# Extracted data:
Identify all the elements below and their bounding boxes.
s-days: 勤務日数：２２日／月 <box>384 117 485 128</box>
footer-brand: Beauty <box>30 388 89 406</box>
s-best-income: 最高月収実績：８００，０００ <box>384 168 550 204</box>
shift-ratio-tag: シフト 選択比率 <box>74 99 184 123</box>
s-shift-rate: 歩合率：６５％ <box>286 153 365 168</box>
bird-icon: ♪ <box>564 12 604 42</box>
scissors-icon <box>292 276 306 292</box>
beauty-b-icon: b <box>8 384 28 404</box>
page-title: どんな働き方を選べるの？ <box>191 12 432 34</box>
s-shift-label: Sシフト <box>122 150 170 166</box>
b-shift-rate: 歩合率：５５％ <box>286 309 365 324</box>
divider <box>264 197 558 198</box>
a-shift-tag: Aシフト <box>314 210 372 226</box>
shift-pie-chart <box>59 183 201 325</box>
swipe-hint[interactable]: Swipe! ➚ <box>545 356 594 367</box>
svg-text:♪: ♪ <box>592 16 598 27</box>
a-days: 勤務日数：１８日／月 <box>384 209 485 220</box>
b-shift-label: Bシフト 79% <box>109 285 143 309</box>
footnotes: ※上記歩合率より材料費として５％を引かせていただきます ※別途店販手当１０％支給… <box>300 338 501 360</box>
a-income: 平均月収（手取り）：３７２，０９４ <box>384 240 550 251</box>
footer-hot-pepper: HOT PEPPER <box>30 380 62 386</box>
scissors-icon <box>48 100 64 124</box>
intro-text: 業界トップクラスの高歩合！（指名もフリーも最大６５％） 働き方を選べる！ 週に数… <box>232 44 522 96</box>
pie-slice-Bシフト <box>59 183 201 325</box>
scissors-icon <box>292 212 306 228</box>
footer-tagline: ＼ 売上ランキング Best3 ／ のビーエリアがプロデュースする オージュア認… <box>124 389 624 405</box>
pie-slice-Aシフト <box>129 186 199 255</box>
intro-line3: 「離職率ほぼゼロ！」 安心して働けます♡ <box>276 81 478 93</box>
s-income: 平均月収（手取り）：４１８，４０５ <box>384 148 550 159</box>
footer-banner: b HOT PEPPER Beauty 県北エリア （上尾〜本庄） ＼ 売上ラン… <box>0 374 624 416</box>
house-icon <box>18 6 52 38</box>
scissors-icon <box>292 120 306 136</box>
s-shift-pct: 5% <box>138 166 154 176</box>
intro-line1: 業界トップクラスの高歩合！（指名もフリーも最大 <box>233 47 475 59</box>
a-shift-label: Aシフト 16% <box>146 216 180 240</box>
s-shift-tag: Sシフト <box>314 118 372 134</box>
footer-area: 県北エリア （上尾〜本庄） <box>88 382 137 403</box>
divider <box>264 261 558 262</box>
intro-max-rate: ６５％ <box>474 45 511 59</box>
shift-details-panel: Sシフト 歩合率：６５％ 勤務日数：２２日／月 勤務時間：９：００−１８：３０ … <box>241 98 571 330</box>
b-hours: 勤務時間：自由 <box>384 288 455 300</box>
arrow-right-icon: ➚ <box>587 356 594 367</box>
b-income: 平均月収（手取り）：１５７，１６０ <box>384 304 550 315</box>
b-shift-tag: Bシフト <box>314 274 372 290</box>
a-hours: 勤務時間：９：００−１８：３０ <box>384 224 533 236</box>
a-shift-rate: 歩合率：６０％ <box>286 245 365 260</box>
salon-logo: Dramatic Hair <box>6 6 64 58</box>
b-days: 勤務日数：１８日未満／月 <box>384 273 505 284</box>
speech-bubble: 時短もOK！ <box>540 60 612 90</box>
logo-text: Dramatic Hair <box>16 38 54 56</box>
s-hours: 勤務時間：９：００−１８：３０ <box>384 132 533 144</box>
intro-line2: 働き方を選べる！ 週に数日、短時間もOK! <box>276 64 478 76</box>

# Exercise aim:
Convert the lines of the item above into a numbered list, leaving out any blank lines.

# Written solution:
1. Identify all the elements below and their bounding boxes.
2. s-days: 勤務日数：２２日／月 <box>384 117 485 128</box>
3. footer-brand: Beauty <box>30 388 89 406</box>
4. s-best-income: 最高月収実績：８００，０００ <box>384 168 550 204</box>
5. shift-ratio-tag: シフト 選択比率 <box>74 99 184 123</box>
6. s-shift-rate: 歩合率：６５％ <box>286 153 365 168</box>
7. bird-icon: ♪ <box>564 12 604 42</box>
8. scissors-icon <box>292 276 306 292</box>
9. beauty-b-icon: b <box>8 384 28 404</box>
10. page-title: どんな働き方を選べるの？ <box>191 12 432 34</box>
11. s-shift-label: Sシフト <box>122 150 170 166</box>
12. b-shift-rate: 歩合率：５５％ <box>286 309 365 324</box>
13. divider <box>264 197 558 198</box>
14. a-shift-tag: Aシフト <box>314 210 372 226</box>
15. shift-pie-chart <box>59 183 201 325</box>
16. swipe-hint[interactable]: Swipe! ➚ <box>545 356 594 367</box>
17. svg-text:♪: ♪ <box>592 16 598 27</box>
18. a-days: 勤務日数：１８日／月 <box>384 209 485 220</box>
19. b-shift-label: Bシフト 79% <box>109 285 143 309</box>
20. footnotes: ※上記歩合率より材料費として５％を引かせていただきます ※別途店販手当１０％支給… <box>300 338 501 360</box>
21. a-income: 平均月収（手取り）：３７２，０９４ <box>384 240 550 251</box>
22. footer-hot-pepper: HOT PEPPER <box>30 380 62 386</box>
23. scissors-icon <box>48 100 64 124</box>
24. intro-text: 業界トップクラスの高歩合！（指名もフリーも最大６５％） 働き方を選べる！ 週に数… <box>232 44 522 96</box>
25. pie-slice-Bシフト <box>59 183 201 325</box>
26. scissors-icon <box>292 212 306 228</box>
27. footer-tagline: ＼ 売上ランキング Best3 ／ のビーエリアがプロデュースする オージュア認… <box>124 389 624 405</box>
28. pie-slice-Aシフト <box>129 186 199 255</box>
29. intro-line3: 「離職率ほぼゼロ！」 安心して働けます♡ <box>276 81 478 93</box>
30. s-income: 平均月収（手取り）：４１８，４０５ <box>384 148 550 159</box>
31. footer-banner: b HOT PEPPER Beauty 県北エリア （上尾〜本庄） ＼ 売上ラン… <box>0 374 624 416</box>
32. house-icon <box>18 6 52 38</box>
33. scissors-icon <box>292 120 306 136</box>
34. s-shift-pct: 5% <box>138 166 154 176</box>
35. intro-line1: 業界トップクラスの高歩合！（指名もフリーも最大 <box>233 47 475 59</box>
36. a-shift-label: Aシフト 16% <box>146 216 180 240</box>
37. s-shift-tag: Sシフト <box>314 118 372 134</box>
38. footer-area: 県北エリア （上尾〜本庄） <box>88 382 137 403</box>
39. divider <box>264 261 558 262</box>
40. intro-max-rate: ６５％ <box>474 45 511 59</box>
41. shift-details-panel: Sシフト 歩合率：６５％ 勤務日数：２２日／月 勤務時間：９：００−１８：３０ … <box>241 98 571 330</box>
42. b-hours: 勤務時間：自由 <box>384 288 455 300</box>
43. arrow-right-icon: ➚ <box>587 356 594 367</box>
44. b-income: 平均月収（手取り）：１５７，１６０ <box>384 304 550 315</box>
45. b-shift-tag: Bシフト <box>314 274 372 290</box>
46. a-hours: 勤務時間：９：００−１８：３０ <box>384 224 533 236</box>
47. a-shift-rate: 歩合率：６０％ <box>286 245 365 260</box>
48. salon-logo: Dramatic Hair <box>6 6 64 58</box>
49. b-days: 勤務日数：１８日未満／月 <box>384 273 505 284</box>
50. speech-bubble: 時短もOK！ <box>540 60 612 90</box>
51. logo-text: Dramatic Hair <box>16 38 54 56</box>
52. s-hours: 勤務時間：９：００−１８：３０ <box>384 132 533 144</box>
53. intro-line2: 働き方を選べる！ 週に数日、短時間もOK! <box>276 64 478 76</box>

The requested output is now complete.